Exercise task ▸ Copy out all of the data below with no alterations.

(Records excerpted from a collection)

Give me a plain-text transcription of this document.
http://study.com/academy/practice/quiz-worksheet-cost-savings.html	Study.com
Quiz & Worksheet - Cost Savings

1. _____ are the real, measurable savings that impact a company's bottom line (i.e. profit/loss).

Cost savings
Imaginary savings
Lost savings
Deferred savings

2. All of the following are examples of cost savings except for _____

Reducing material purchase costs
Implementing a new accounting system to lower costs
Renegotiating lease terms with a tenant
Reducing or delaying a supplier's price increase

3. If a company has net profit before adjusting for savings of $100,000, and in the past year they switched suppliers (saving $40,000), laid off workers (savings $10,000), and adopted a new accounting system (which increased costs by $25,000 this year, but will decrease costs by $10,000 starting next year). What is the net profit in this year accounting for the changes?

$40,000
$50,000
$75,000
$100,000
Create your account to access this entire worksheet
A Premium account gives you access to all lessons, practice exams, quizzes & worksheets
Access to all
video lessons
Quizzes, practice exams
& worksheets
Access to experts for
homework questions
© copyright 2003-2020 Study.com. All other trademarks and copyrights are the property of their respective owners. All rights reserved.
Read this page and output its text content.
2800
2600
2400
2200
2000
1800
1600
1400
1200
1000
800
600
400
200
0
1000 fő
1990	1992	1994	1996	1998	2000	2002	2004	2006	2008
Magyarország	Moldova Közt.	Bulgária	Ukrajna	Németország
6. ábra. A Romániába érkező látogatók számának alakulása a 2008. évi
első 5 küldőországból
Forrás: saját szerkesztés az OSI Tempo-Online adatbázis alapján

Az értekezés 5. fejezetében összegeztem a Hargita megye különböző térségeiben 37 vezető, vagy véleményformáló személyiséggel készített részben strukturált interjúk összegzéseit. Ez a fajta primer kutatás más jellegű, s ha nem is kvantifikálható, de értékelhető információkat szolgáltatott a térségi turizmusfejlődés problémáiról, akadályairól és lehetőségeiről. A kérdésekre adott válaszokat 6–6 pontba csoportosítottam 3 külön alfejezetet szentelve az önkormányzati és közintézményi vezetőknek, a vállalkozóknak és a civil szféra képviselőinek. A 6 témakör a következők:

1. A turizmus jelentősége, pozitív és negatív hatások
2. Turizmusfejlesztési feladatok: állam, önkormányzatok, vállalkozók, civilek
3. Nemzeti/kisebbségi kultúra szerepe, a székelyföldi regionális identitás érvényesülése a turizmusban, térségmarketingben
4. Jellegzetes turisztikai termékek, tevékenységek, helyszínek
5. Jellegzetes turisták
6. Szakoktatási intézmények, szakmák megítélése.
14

Exercise output ▸
Give me a plain-text transcription of this document.
http://study.com/academy/practice/quiz-worksheet-cost-savings.html	Study.com
Quiz & Worksheet - Cost Savings

1. _____ are the real, measurable savings that impact a company's bottom line (i.e. profit/loss).

Cost savings
Imaginary savings
Lost savings
Deferred savings

2. All of the following are examples of cost savings except for _____

Reducing material purchase costs
Implementing a new accounting system to lower costs
Renegotiating lease terms with a tenant
Reducing or delaying a supplier's price increase

3. If a company has net profit before adjusting for savings of $100,000, and in the past year they switched suppliers (saving $40,000), laid off workers (savings $10,000), and adopted a new accounting system (which increased costs by $25,000 this year, but will decrease costs by $10,000 starting next year). What is the net profit in this year accounting for the changes?

$40,000
$50,000
$75,000
$100,000
Create your account to access this entire worksheet
A Premium account gives you access to all lessons, practice exams, quizzes & worksheets
Access to all
video lessons
Quizzes, practice exams
& worksheets
Access to experts for
homework questions
© copyright 2003-2020 Study.com. All other trademarks and copyrights are the property of their respective owners. All rights reserved.
Read this page and output its text content.
2800
2600
2400
2200
2000
1800
1600
1400
1200
1000
800
600
400
200
0
1000 fő
1990	1992	1994	1996	1998	2000	2002	2004	2006	2008
Magyarország	Moldova Közt.	Bulgária	Ukrajna	Németország
6. ábra. A Romániába érkező látogatók számának alakulása a 2008. évi
első 5 küldőországból
Forrás: saját szerkesztés az OSI Tempo-Online adatbázis alapján

Az értekezés 5. fejezetében összegeztem a Hargita megye különböző térségeiben 37 vezető, vagy véleményformáló személyiséggel készített részben strukturált interjúk összegzéseit. Ez a fajta primer kutatás más jellegű, s ha nem is kvantifikálható, de értékelhető információkat szolgáltatott a térségi turizmusfejlődés problémáiról, akadályairól és lehetőségeiről. A kérdésekre adott válaszokat 6–6 pontba csoportosítottam 3 külön alfejezetet szentelve az önkormányzati és közintézményi vezetőknek, a vállalkozóknak és a civil szféra képviselőinek. A 6 témakör a következők:

1. A turizmus jelentősége, pozitív és negatív hatások
2. Turizmusfejlesztési feladatok: állam, önkormányzatok, vállalkozók, civilek
3. Nemzeti/kisebbségi kultúra szerepe, a székelyföldi regionális identitás érvényesülése a turizmusban, térségmarketingben
4. Jellegzetes turisztikai termékek, tevékenységek, helyszínek
5. Jellegzetes turisták
6. Szakoktatási intézmények, szakmák megítélése.
14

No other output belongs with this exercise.